[begin Document extract]

We can boil down productivity application performance into two broad categories: single- and multi-threaded. The first slide has a geometric mean of performance in several of our single-threaded tests. The stock Core i7-11700K is 5.7% faster than the stock Ryzen 5600X, and 1.5% faster than the Ryzen 7 5800X. Tuning the Zen 3 silicon gives the 5800X a slight advantage, but the Ryzen 5 5600X can't match the 11700K in any configuration. You would need to step up to the Core i9-11900K if you wanted a substantial increase in single-threaded performance.

The overclocked i7-11700K's single-threaded result highlights an interesting issue that cropped up in our testing. Regardless of our settings, the chip sporadically dropped to 4.8 GHz on a single core during our LAME tests (and a few others), which indicates the chip dropped to the AVX offset during the test, while other processors do not. This unexpected behavior didn't crop up in all our testing (most of the other single-threaded tests are within expectations), but it skews the cumulative ranking here. You should expect the chip at 5.0 GHz to perform roughly the same, if not slightly faster, than the stock configuration in nearly all lightly-threaded applications. We're working to see if this issue can be corrected, and will update as necessary.

[end Document extract]
[begin Provided entries]

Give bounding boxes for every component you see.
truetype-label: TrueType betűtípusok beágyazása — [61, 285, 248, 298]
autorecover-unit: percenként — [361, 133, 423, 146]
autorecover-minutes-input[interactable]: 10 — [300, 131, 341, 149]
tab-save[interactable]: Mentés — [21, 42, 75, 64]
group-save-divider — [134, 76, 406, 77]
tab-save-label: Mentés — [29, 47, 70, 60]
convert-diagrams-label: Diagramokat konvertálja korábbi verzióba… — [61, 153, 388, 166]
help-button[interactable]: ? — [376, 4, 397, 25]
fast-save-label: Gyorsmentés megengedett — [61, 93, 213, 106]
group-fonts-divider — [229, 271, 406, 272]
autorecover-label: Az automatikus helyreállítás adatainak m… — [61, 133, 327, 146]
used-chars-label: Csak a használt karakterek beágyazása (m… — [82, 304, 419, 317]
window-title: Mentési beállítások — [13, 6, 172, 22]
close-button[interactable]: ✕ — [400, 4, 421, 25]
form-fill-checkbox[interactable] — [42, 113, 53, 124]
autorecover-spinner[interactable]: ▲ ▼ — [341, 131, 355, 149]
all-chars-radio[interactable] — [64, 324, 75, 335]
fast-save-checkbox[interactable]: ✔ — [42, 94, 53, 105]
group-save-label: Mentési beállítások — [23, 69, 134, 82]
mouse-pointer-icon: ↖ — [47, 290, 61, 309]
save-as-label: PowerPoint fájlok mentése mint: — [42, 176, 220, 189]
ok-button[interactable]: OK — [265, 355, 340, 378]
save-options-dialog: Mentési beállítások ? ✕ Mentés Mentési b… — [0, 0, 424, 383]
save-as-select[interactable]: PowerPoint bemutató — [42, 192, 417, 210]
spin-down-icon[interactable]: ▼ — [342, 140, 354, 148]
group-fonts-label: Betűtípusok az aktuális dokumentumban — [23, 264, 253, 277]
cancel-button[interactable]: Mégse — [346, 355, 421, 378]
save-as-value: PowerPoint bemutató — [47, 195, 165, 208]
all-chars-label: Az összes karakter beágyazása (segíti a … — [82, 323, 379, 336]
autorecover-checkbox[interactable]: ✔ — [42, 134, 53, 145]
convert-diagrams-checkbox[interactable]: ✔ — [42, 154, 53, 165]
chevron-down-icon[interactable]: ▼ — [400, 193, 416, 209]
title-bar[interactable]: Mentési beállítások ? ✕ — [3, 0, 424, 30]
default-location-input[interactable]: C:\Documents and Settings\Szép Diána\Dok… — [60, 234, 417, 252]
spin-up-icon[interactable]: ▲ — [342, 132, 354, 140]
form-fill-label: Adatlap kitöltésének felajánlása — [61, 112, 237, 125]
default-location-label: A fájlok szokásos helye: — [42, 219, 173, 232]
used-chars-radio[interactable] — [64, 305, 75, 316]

[end Provided entries]

*Task 1*. Please write out the processor performance passage word for word, in full.
*Task 2*. Convert the listing, from its first line through the line holding "autorecover-minutes-input[interactable]: 10 —", inclusive, into a numbered list, omitting any blank lines.
The text and the listing come from unrelated sources.

*Right answer 1*.
We can boil down productivity application performance into two broad categories: single- and multi-threaded. The first slide has a geometric mean of performance in several of our single-threaded tests. The stock Core i7-11700K is 5.7% faster than the stock Ryzen 5600X, and 1.5% faster than the Ryzen 7 5800X. Tuning the Zen 3 silicon gives the 5800X a slight advantage, but the Ryzen 5 5600X can't match the 11700K in any configuration. You would need to step up to the Core i9-11900K if you wanted a substantial increase in single-threaded performance.

The overclocked i7-11700K's single-threaded result highlights an interesting issue that cropped up in our testing. Regardless of our settings, the chip sporadically dropped to 4.8 GHz on a single core during our LAME tests (and a few others), which indicates the chip dropped to the AVX offset during the test, while other processors do not. This unexpected behavior didn't crop up in all our testing (most of the other single-threaded tests are within expectations), but it skews the cumulative ranking here. You should expect the chip at 5.0 GHz to perform roughly the same, if not slightly faster, than the stock configuration in nearly all lightly-threaded applications. We're working to see if this issue can be corrected, and will update as necessary.

*Right answer 2*.
1. Give bounding boxes for every component you see.
2. truetype-label: TrueType betűtípusok beágyazása — [61, 285, 248, 298]
3. autorecover-unit: percenként — [361, 133, 423, 146]
4. autorecover-minutes-input[interactable]: 10 — [300, 131, 341, 149]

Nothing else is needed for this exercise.